* [CHALLENGE 1] Duplicate a passage from the minimalist photography thread, beginning at the words "My understanding was" and stopping after the words "collection of essays.".
* [CHALLENGE 2] Condense the paragraph in the minimalist photography thread that opens "A photographer friend of mine once told me" into a short bulleted list of its main points.
* [CHALLENGE 3] In the minimalist photography thread, which website is recommended for finding photographers who are excellent at minimalist composition?
# start of DOCUMENT TEXT
Even in a casual snapshot, walk around a little and try to block undesirable
background details with desirable foreground. Try to surround faces with a
solid area of color. I often find that, by the time I have put the subject in
good light and found an angle that blocks background noise, my photo has
composed itself.

------
neumann
Most of these seem like classic stock photos. They are certainly technically
competent, but the collection (and the instructions) are more about style than
the art of minimalism.

Then again, a blog would be hard pressed to teach the art.

For inspiration and a guide, I prefer to browse through collections of great
photographers than from random flickr users. For this I love sites like
[http://triangletriangle.com](http://triangletriangle.com), which often
features photographers that are excellent at minimalist composition.

------
80
"The goal of minimalist art, or photography, is to convey a concept – or an
idea – provoke an emotional response, or provide a unique visual experience.
Compositional elements must be kept to a minimum, and the ones that are left
should be essential for conveying the overall idea, or symbolism, of the
photo."

My understanding was always that capital M Minimalism (which this article
refers to) was about the objective exploration of form and material - ie
specifically _free_ of symbolism, representation and implied meaning

------
localhost
A photographer friend of mine once told me that "photography is the art of
subtraction". Some on this thread may argue that the reference to minimalism
in the title of the blog post is not accurate. However, when compared to the
vast majority of photos that you see "real people" create, they could almost
always benefit from some of the ideas shown in this post.

Edit: some really great ideas about photography can be found in Galen Rowell's
excellent Inner Game of Outdoor Photography collection of essays.

------
aaronbrethorst
The headline made me think I was going to read something about cell phone
photography, or maybe carrying around a 35mm film camera loaded with a roll of
black and white film. But, instead, the word "minimalist" is being used to
describe considerations you should have with every photograph you make. And
the photos are not what I'd select to demonstrate the concepts described.

------
wtracy
The very second photo--the one of the stairs--I instantly wanted to re-crop. I
want to crop it in a portrait format with the side walls almost if not
completely removed.

I agree with the other commentors who question the decision to call these
images "minimalist".

------
asakura89
In my opinion, it's much like a photographer's style rather than photograph
technique. Say, I'm more interested in colorful object and crowded object. How
can crowded is minimal?
# end of DOCUMENT TEXT
# start of RAW DATA
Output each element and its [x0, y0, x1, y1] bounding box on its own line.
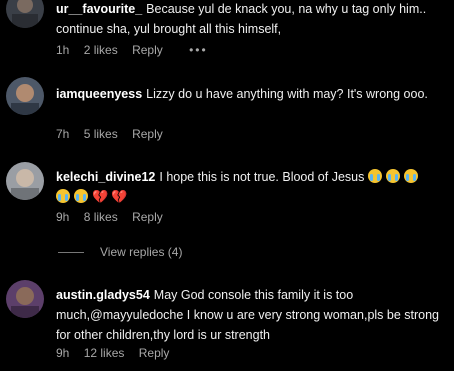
loudly-crying-face-icon — [385, 169, 400, 183]
loudly-crying-face-icon — [367, 169, 382, 183]
view-replies-button[interactable]: View replies (4) — [58, 243, 182, 261]
avatar[interactable] — [6, 77, 44, 115]
broken-heart-icon: 💔 — [92, 189, 109, 204]
loudly-crying-face-icon — [403, 169, 418, 183]
timestamp: 9h — [56, 346, 70, 360]
comment-body: I hope this is not true. Blood of Jesus — [159, 170, 365, 184]
divider — [58, 252, 84, 254]
username[interactable]: kelechi_divine12 — [56, 170, 155, 184]
comment-text: iamqueenyess Lizzy do u have anything wit… — [56, 84, 448, 104]
reply-button[interactable]: Reply — [139, 344, 170, 362]
reply-button[interactable]: Reply — [132, 125, 163, 143]
timestamp: 9h — [56, 210, 70, 224]
comment-text: kelechi_divine12 I hope this is not true.… — [56, 167, 448, 207]
username[interactable]: ur__favourite_ — [56, 2, 142, 16]
more-options-icon[interactable]: ••• — [189, 41, 208, 59]
comment-meta: 7h 5 likes Reply — [56, 125, 174, 143]
comment-meta: 9h 8 likes Reply — [56, 208, 174, 226]
comment-meta: 1h 2 likes Reply ••• — [56, 41, 219, 59]
likes-count[interactable]: 12 likes — [84, 344, 125, 362]
avatar[interactable] — [6, 280, 44, 318]
view-replies-label: View replies (4) — [100, 245, 183, 259]
username[interactable]: iamqueenyess — [56, 87, 142, 101]
comment-meta: 9h 12 likes Reply — [56, 344, 180, 362]
loudly-crying-face-icon — [56, 189, 70, 203]
username[interactable]: austin.gladys54 — [56, 288, 150, 302]
avatar[interactable] — [6, 162, 44, 200]
likes-count[interactable]: 8 likes — [84, 208, 118, 226]
loudly-crying-face-icon — [74, 189, 88, 203]
comment-text: ur__favourite_ Because yul de knack you, … — [56, 0, 448, 39]
likes-count[interactable]: 5 likes — [84, 125, 118, 143]
avatar[interactable] — [6, 0, 44, 28]
timestamp: 1h — [56, 43, 70, 57]
reply-button[interactable]: Reply — [132, 41, 163, 59]
likes-count[interactable]: 2 likes — [84, 41, 118, 59]
comment-body: Lizzy do u have anything with may? It's … — [146, 87, 428, 101]
broken-heart-icon: 💔 — [111, 189, 128, 204]
timestamp: 7h — [56, 127, 70, 141]
reply-button[interactable]: Reply — [132, 208, 163, 226]
comment-text: austin.gladys54 May God console this fami… — [56, 285, 448, 345]
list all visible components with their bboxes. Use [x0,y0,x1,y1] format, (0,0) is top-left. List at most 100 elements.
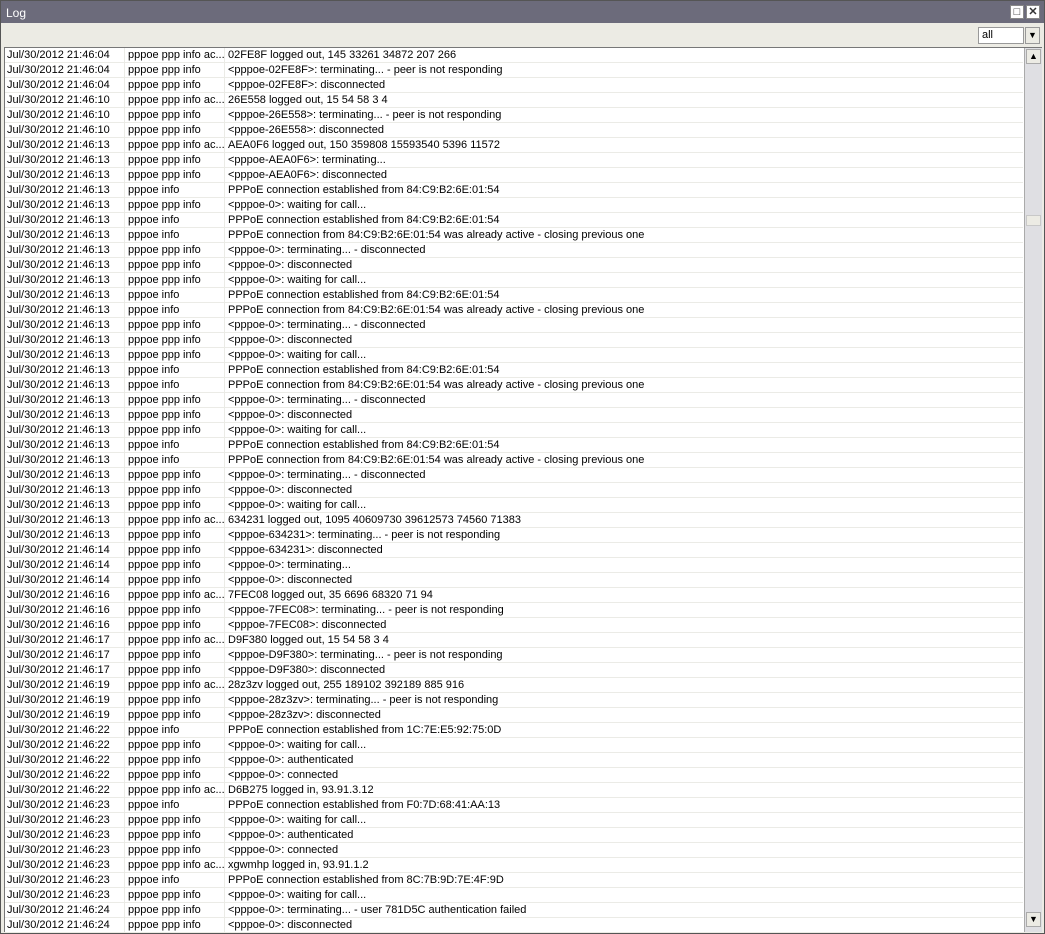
log-time: Jul/30/2012 21:46:24 [7,919,110,931]
log-time: Jul/30/2012 21:46:13 [7,379,110,391]
log-row[interactable]: Jul/30/2012 21:46:04 pppoe ppp info <pppoe… [5,63,1023,78]
log-row[interactable]: Jul/30/2012 21:46:04 pppoe ppp info ac...… [5,48,1023,63]
log-row[interactable]: Jul/30/2012 21:46:14 pppoe ppp info <pppoe… [5,558,1023,573]
log-row[interactable]: Jul/30/2012 21:46:04 pppoe ppp info <pppoe… [5,78,1023,93]
log-time: Jul/30/2012 21:46:13 [7,424,110,436]
log-row[interactable]: Jul/30/2012 21:46:13 pppoe info PPPoE conn… [5,183,1023,198]
log-row[interactable]: Jul/30/2012 21:46:13 pppoe ppp info <pppoe… [5,318,1023,333]
log-row[interactable]: Jul/30/2012 21:46:13 pppoe ppp info <pppoe… [5,393,1023,408]
log-row[interactable]: Jul/30/2012 21:46:10 pppoe ppp info <pppoe… [5,108,1023,123]
log-row[interactable]: Jul/30/2012 21:46:13 pppoe ppp info <pppoe… [5,408,1023,423]
log-time: Jul/30/2012 21:46:10 [7,124,110,136]
log-message: <pppoe-0>: waiting for call... [228,274,367,286]
log-row[interactable]: Jul/30/2012 21:46:10 pppoe ppp info ac...… [5,93,1023,108]
log-row[interactable]: Jul/30/2012 21:46:13 pppoe info PPPoE conn… [5,453,1023,468]
log-row[interactable]: Jul/30/2012 21:46:23 pppoe ppp info <pppoe… [5,813,1023,828]
log-message: <pppoe-0>: disconnected [228,919,353,931]
log-topics: pppoe ppp info [128,844,201,856]
log-topics: pppoe ppp info [128,319,201,331]
column-separator [224,48,225,932]
maximize-icon[interactable]: □ [1010,5,1024,19]
log-time: Jul/30/2012 21:46:13 [7,199,110,211]
log-time: Jul/30/2012 21:46:13 [7,364,110,376]
close-icon[interactable]: ✕ [1026,5,1040,19]
log-row[interactable]: Jul/30/2012 21:46:13 pppoe ppp info <pppoe… [5,348,1023,363]
log-row[interactable]: Jul/30/2012 21:46:13 pppoe info PPPoE conn… [5,438,1023,453]
log-row[interactable]: Jul/30/2012 21:46:22 pppoe ppp info <pppoe… [5,753,1023,768]
log-row[interactable]: Jul/30/2012 21:46:23 pppoe ppp info <pppoe… [5,888,1023,903]
log-message: <pppoe-D9F380>: terminating... - peer is… [228,649,503,661]
log-row[interactable]: Jul/30/2012 21:46:13 pppoe ppp info <pppoe… [5,423,1023,438]
log-row[interactable]: Jul/30/2012 21:46:22 pppoe ppp info ac...… [5,783,1023,798]
scroll-up-icon[interactable]: ▲ [1026,49,1041,64]
log-row[interactable]: Jul/30/2012 21:46:19 pppoe ppp info ac...… [5,678,1023,693]
log-row[interactable]: Jul/30/2012 21:46:19 pppoe ppp info <pppoe… [5,708,1023,723]
log-row[interactable]: Jul/30/2012 21:46:13 pppoe info PPPoE conn… [5,213,1023,228]
log-row[interactable]: Jul/30/2012 21:46:23 pppoe ppp info <pppoe… [5,828,1023,843]
scrollbar-thumb[interactable] [1026,215,1041,227]
log-row[interactable]: Jul/30/2012 21:46:23 pppoe ppp info ac...… [5,858,1023,873]
log-message: AEA0F6 logged out, 150 359808 15593540 5… [228,139,500,151]
log-row[interactable]: Jul/30/2012 21:46:17 pppoe ppp info ac...… [5,633,1023,648]
log-row[interactable]: Jul/30/2012 21:46:23 pppoe ppp info <pppoe… [5,843,1023,858]
log-topics: pppoe ppp info ac... [128,139,225,151]
topic-filter-select[interactable]: all [978,27,1024,44]
log-time: Jul/30/2012 21:46:23 [7,859,110,871]
log-row[interactable]: Jul/30/2012 21:46:13 pppoe info PPPoE conn… [5,378,1023,393]
log-row[interactable]: Jul/30/2012 21:46:13 pppoe ppp info <pppoe… [5,333,1023,348]
log-row[interactable]: Jul/30/2012 21:46:23 pppoe info PPPoE conn… [5,873,1023,888]
log-time: Jul/30/2012 21:46:13 [7,394,110,406]
log-row[interactable]: Jul/30/2012 21:46:23 pppoe info PPPoE conn… [5,798,1023,813]
log-row[interactable]: Jul/30/2012 21:46:13 pppoe ppp info ac...… [5,138,1023,153]
log-row[interactable]: Jul/30/2012 21:46:14 pppoe ppp info <pppoe… [5,543,1023,558]
log-row[interactable]: Jul/30/2012 21:46:16 pppoe ppp info <pppoe… [5,618,1023,633]
log-row[interactable]: Jul/30/2012 21:46:16 pppoe ppp info <pppoe… [5,603,1023,618]
log-row[interactable]: Jul/30/2012 21:46:10 pppoe ppp info <pppoe… [5,123,1023,138]
log-row[interactable]: Jul/30/2012 21:46:17 pppoe ppp info <pppoe… [5,663,1023,678]
log-row[interactable]: Jul/30/2012 21:46:13 pppoe ppp info <pppoe… [5,243,1023,258]
log-time: Jul/30/2012 21:46:22 [7,739,110,751]
log-row[interactable]: Jul/30/2012 21:46:19 pppoe ppp info <pppoe… [5,693,1023,708]
log-message: <pppoe-0>: terminating... - disconnected [228,469,426,481]
log-row[interactable]: Jul/30/2012 21:46:13 pppoe ppp info <pppoe… [5,273,1023,288]
log-message: PPPoE connection from 84:C9:B2:6E:01:54 … [228,229,645,241]
log-time: Jul/30/2012 21:46:13 [7,244,110,256]
log-message: xgwmhp logged in, 93.91.1.2 [228,859,369,871]
log-message: <pppoe-28z3zv>: terminating... - peer is… [228,694,499,706]
title-bar[interactable]: Log □ ✕ [1,1,1044,23]
log-message: <pppoe-7FEC08>: terminating... - peer is… [228,604,504,616]
log-row[interactable]: Jul/30/2012 21:46:17 pppoe ppp info <pppoe… [5,648,1023,663]
log-row[interactable]: Jul/30/2012 21:46:24 pppoe ppp info <pppoe… [5,918,1023,932]
log-row[interactable]: Jul/30/2012 21:46:14 pppoe ppp info <pppoe… [5,573,1023,588]
log-row[interactable]: Jul/30/2012 21:46:13 pppoe ppp info <pppoe… [5,258,1023,273]
vertical-scrollbar[interactable]: ▲ ▼ [1024,48,1042,932]
log-time: Jul/30/2012 21:46:24 [7,904,110,916]
log-message: <pppoe-0>: authenticated [228,829,354,841]
log-row[interactable]: Jul/30/2012 21:46:13 pppoe info PPPoE conn… [5,228,1023,243]
log-row[interactable]: Jul/30/2012 21:46:13 pppoe ppp info <pppoe… [5,528,1023,543]
log-row[interactable]: Jul/30/2012 21:46:13 pppoe ppp info <pppoe… [5,468,1023,483]
log-row[interactable]: Jul/30/2012 21:46:24 pppoe ppp info <pppoe… [5,903,1023,918]
log-row[interactable]: Jul/30/2012 21:46:13 pppoe info PPPoE conn… [5,303,1023,318]
log-row[interactable]: Jul/30/2012 21:46:13 pppoe info PPPoE conn… [5,363,1023,378]
log-time: Jul/30/2012 21:46:16 [7,619,110,631]
log-time: Jul/30/2012 21:46:10 [7,109,110,121]
log-row[interactable]: Jul/30/2012 21:46:22 pppoe ppp info <pppoe… [5,738,1023,753]
scroll-down-icon[interactable]: ▼ [1026,912,1041,927]
log-row[interactable]: Jul/30/2012 21:46:22 pppoe ppp info <pppoe… [5,768,1023,783]
log-row[interactable]: Jul/30/2012 21:46:22 pppoe info PPPoE conn… [5,723,1023,738]
log-row[interactable]: Jul/30/2012 21:46:13 pppoe ppp info <pppoe… [5,483,1023,498]
log-row[interactable]: Jul/30/2012 21:46:13 pppoe info PPPoE conn… [5,288,1023,303]
log-row[interactable]: Jul/30/2012 21:46:13 pppoe ppp info <pppoe… [5,498,1023,513]
log-message: PPPoE connection from 84:C9:B2:6E:01:54 … [228,379,645,391]
log-time: Jul/30/2012 21:46:17 [7,649,110,661]
log-row[interactable]: Jul/30/2012 21:46:13 pppoe ppp info <pppoe… [5,198,1023,213]
log-topics: pppoe ppp info [128,244,201,256]
log-topics: pppoe ppp info ac... [128,634,225,646]
log-row[interactable]: Jul/30/2012 21:46:13 pppoe ppp info ac...… [5,513,1023,528]
log-row[interactable]: Jul/30/2012 21:46:16 pppoe ppp info ac...… [5,588,1023,603]
log-row[interactable]: Jul/30/2012 21:46:13 pppoe ppp info <pppoe… [5,168,1023,183]
log-row[interactable]: Jul/30/2012 21:46:13 pppoe ppp info <pppoe… [5,153,1023,168]
window-title: Log [6,6,27,20]
scroll-to-end-icon[interactable]: ▼ [1025,27,1040,44]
# end of RAW DATA
* [WORKED ANSWER 1]
My understanding was always that capital M Minimalism (which this article
refers to) was about the objective exploration of form and material - ie
specifically _free_ of symbolism, representation and implied meaning

------
localhost
A photographer friend of mine once told me that "photography is the art of
subtraction". Some on this thread may argue that the reference to minimalism
in the title of the blog post is not accurate. However, when compared to the
vast majority of photos that you see "real people" create, they could almost
always benefit from some of the ideas shown in this post.

Edit: some really great ideas about photography can be found in Galen Rowell's
excellent Inner Game of Outdoor Photography collection of essays.

* [WORKED ANSWER 2]
- A photographer friend called photography "the art of subtraction."
- Some in the thread may argue that calling the blog post's ideas minimalism is inaccurate.
- Most photos that "real people" create could almost always benefit from some of the post's ideas.

* [WORKED ANSWER 3] http://triangletriangle.com